A minha pesquisa é multidisciplinar como eu 😉 Coisa de gente curiosa mesmo.
Bem, mas este post se chama atitude filosófica e é sobre isso que quero falar aqui.
A atitude filosófica talvez seja um dos pontos mais importantes de conexão entre as duas esferas profissionais que tenho na vida: o jornalismo e a filosofia. Pois desde quando quis fazer jornalismo tomei essa decisão porque gostava de escrever e de ler, mas também porque me considerava questionadora, crítica – e por gostar de pesquisar. Sempre acho que todo assunto pode ser investigado e olhado sob outros ângulos; acredito que tudo é um recorte de algo mais vasto; gosto de pensar sobre os porquês das coisas; gosto de ouvir as histórias das pessoas (e de contar as minhas, mas aqui isso não vem tanto ao caso!).

• **Tarefa a cumprir**:
Transcreva palavra por palavra o trecho do texto sobre a atitude filosófica que começa em "A minha pesquisa" e segue até "tanto ao caso!).". Baseie-se somente no texto acima.

• **Dados fornecidos**:

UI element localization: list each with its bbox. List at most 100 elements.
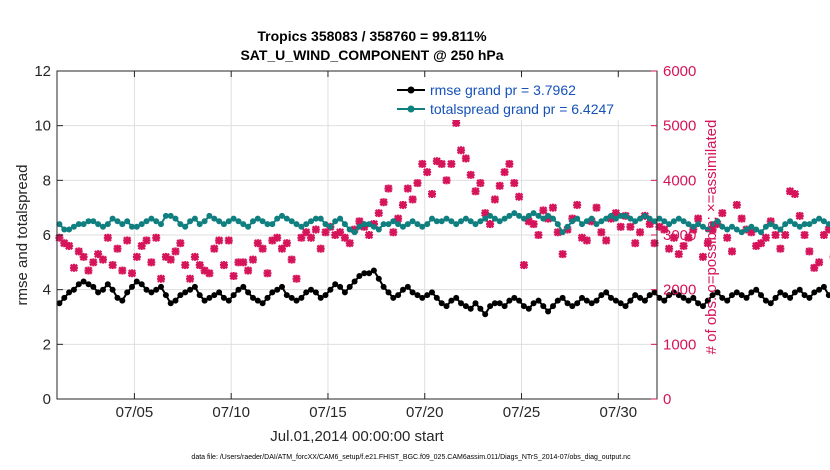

• **Resposta da tarefa**:
A minha pesquisa é multidisciplinar como eu 😉 Coisa de gente curiosa mesmo.
Bem, mas este post se chama atitude filosófica e é sobre isso que quero falar aqui.
A atitude filosófica talvez seja um dos pontos mais importantes de conexão entre as duas esferas profissionais que tenho na vida: o jornalismo e a filosofia. Pois desde quando quis fazer jornalismo tomei essa decisão porque gostava de escrever e de ler, mas também porque me considerava questionadora, crítica – e por gostar de pesquisar. Sempre acho que todo assunto pode ser investigado e olhado sob outros ângulos; acredito que tudo é um recorte de algo mais vasto; gosto de pensar sobre os porquês das coisas; gosto de ouvir as histórias das pessoas (e de contar as minhas, mas aqui isso não vem tanto ao caso!).